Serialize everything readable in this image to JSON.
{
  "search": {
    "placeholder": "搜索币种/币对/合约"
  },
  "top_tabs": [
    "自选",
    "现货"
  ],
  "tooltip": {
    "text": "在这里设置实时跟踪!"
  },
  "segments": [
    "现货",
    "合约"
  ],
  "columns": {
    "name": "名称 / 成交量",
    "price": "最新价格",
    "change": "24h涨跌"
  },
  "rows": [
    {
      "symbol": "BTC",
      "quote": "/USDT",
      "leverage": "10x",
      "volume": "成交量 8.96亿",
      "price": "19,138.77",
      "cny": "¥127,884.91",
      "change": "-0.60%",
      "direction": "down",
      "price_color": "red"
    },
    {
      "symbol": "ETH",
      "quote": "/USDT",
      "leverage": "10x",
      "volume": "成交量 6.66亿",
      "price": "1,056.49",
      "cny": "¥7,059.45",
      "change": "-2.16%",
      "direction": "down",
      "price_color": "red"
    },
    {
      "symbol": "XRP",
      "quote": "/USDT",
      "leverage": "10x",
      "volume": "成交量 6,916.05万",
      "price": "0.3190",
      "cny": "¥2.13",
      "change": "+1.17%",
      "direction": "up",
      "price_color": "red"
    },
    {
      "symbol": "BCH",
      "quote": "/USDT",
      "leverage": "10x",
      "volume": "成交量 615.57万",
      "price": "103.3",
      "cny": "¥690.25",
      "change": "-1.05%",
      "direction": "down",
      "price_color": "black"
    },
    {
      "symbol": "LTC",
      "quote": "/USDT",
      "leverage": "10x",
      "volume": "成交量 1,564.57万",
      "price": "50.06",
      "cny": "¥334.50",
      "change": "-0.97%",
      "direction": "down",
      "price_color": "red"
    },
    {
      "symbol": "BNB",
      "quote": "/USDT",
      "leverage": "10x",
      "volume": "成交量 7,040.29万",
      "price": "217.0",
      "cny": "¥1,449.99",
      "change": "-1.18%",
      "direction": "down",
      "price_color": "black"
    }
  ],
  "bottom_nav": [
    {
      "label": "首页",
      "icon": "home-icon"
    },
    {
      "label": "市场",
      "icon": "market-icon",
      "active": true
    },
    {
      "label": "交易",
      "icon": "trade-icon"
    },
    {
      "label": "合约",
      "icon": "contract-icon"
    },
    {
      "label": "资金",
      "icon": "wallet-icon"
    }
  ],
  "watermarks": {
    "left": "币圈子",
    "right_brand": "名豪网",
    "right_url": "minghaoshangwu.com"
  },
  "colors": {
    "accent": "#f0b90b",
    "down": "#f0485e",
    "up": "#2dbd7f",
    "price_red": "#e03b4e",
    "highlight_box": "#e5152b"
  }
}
◆ ◆ ◆ ◆ ◆ ◆ ◆
* [Written task] All of the entries must be written out exactly as they stand.

* [Task output]
Serialize everything readable in this image to JSON.
{
  "search": {
    "placeholder": "搜索币种/币对/合约"
  },
  "top_tabs": [
    "自选",
    "现货"
  ],
  "tooltip": {
    "text": "在这里设置实时跟踪!"
  },
  "segments": [
    "现货",
    "合约"
  ],
  "columns": {
    "name": "名称 / 成交量",
    "price": "最新价格",
    "change": "24h涨跌"
  },
  "rows": [
    {
      "symbol": "BTC",
      "quote": "/USDT",
      "leverage": "10x",
      "volume": "成交量 8.96亿",
      "price": "19,138.77",
      "cny": "¥127,884.91",
      "change": "-0.60%",
      "direction": "down",
      "price_color": "red"
    },
    {
      "symbol": "ETH",
      "quote": "/USDT",
      "leverage": "10x",
      "volume": "成交量 6.66亿",
      "price": "1,056.49",
      "cny": "¥7,059.45",
      "change": "-2.16%",
      "direction": "down",
      "price_color": "red"
    },
    {
      "symbol": "XRP",
      "quote": "/USDT",
      "leverage": "10x",
      "volume": "成交量 6,916.05万",
      "price": "0.3190",
      "cny": "¥2.13",
      "change": "+1.17%",
      "direction": "up",
      "price_color": "red"
    },
    {
      "symbol": "BCH",
      "quote": "/USDT",
      "leverage": "10x",
      "volume": "成交量 615.57万",
      "price": "103.3",
      "cny": "¥690.25",
      "change": "-1.05%",
      "direction": "down",
      "price_color": "black"
    },
    {
      "symbol": "LTC",
      "quote": "/USDT",
      "leverage": "10x",
      "volume": "成交量 1,564.57万",
      "price": "50.06",
      "cny": "¥334.50",
      "change": "-0.97%",
      "direction": "down",
      "price_color": "red"
    },
    {
      "symbol": "BNB",
      "quote": "/USDT",
      "leverage": "10x",
      "volume": "成交量 7,040.29万",
      "price": "217.0",
      "cny": "¥1,449.99",
      "change": "-1.18%",
      "direction": "down",
      "price_color": "black"
    }
  ],
  "bottom_nav": [
    {
      "label": "首页",
      "icon": "home-icon"
    },
    {
      "label": "市场",
      "icon": "market-icon",
      "active": true
    },
    {
      "label": "交易",
      "icon": "trade-icon"
    },
    {
      "label": "合约",
      "icon": "contract-icon"
    },
    {
      "label": "资金",
      "icon": "wallet-icon"
    }
  ],
  "watermarks": {
    "left": "币圈子",
    "right_brand": "名豪网",
    "right_url": "minghaoshangwu.com"
  },
  "colors": {
    "accent": "#f0b90b",
    "down": "#f0485e",
    "up": "#2dbd7f",
    "price_red": "#e03b4e",
    "highlight_box": "#e5152b"
  }
}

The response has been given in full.